§ Extracted records
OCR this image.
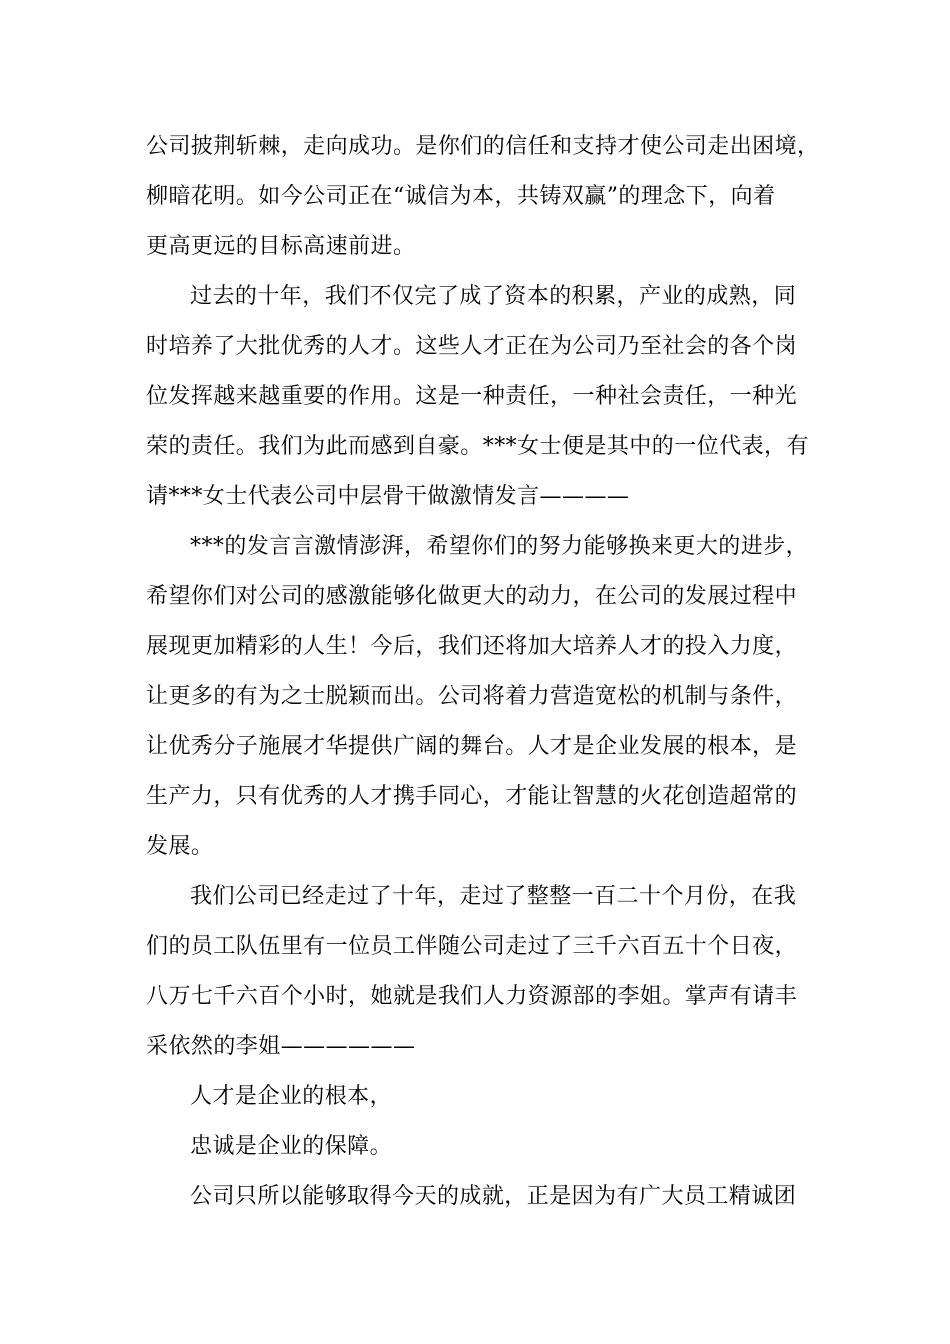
公司披荆斩棘，走向成功。是你们的信任和支持才使公司走出困境，
柳暗花明。如今公司正在“诚信为本，共铸双赢”的理念下，向着
更高更远的目标高速前进。
过去的十年，我们不仅完了成了资本的积累，产业的成熟，同
时培养了大批优秀的人才。这些人才正在为公司乃至社会的各个岗
位发挥越来越重要的作用。这是一种责任，一种社会责任，一种光
荣的责任。我们为此而感到自豪。***女士便是其中的一位代表，有
请***女士代表公司中层骨干做激情发言————
***的发言言激情澎湃，希望你们的努力能够换来更大的进步，
希望你们对公司的感激能够化做更大的动力，在公司的发展过程中
展现更加精彩的人生！今后，我们还将加大培养人才的投入力度，
让更多的有为之士脱颖而出。公司将着力营造宽松的机制与条件，
让优秀分子施展才华提供广阔的舞台。人才是企业发展的根本，是
生产力，只有优秀的人才携手同心，才能让智慧的火花创造超常的
发展。
我们公司已经走过了十年，走过了整整一百二十个月份，在我
们的员工队伍里有一位员工伴随公司走过了三千六百五十个日夜，
八万七千六百个小时，她就是我们人力资源部的李姐。掌声有请丰
采依然的李姐——————
人才是企业的根本，
忠诚是企业的保障。
公司只所以能够取得今天的成就，正是因为有广大员工精诚团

§ Work instructions
Without including any pictures, reproduce the listing exactly.

§ Complete answer
OCR this image.
公司披荆斩棘，走向成功。是你们的信任和支持才使公司走出困境，
柳暗花明。如今公司正在“诚信为本，共铸双赢”的理念下，向着
更高更远的目标高速前进。
过去的十年，我们不仅完了成了资本的积累，产业的成熟，同
时培养了大批优秀的人才。这些人才正在为公司乃至社会的各个岗
位发挥越来越重要的作用。这是一种责任，一种社会责任，一种光
荣的责任。我们为此而感到自豪。***女士便是其中的一位代表，有
请***女士代表公司中层骨干做激情发言————
***的发言言激情澎湃，希望你们的努力能够换来更大的进步，
希望你们对公司的感激能够化做更大的动力，在公司的发展过程中
展现更加精彩的人生！今后，我们还将加大培养人才的投入力度，
让更多的有为之士脱颖而出。公司将着力营造宽松的机制与条件，
让优秀分子施展才华提供广阔的舞台。人才是企业发展的根本，是
生产力，只有优秀的人才携手同心，才能让智慧的火花创造超常的
发展。
我们公司已经走过了十年，走过了整整一百二十个月份，在我
们的员工队伍里有一位员工伴随公司走过了三千六百五十个日夜，
八万七千六百个小时，她就是我们人力资源部的李姐。掌声有请丰
采依然的李姐——————
人才是企业的根本，
忠诚是企业的保障。
公司只所以能够取得今天的成就，正是因为有广大员工精诚团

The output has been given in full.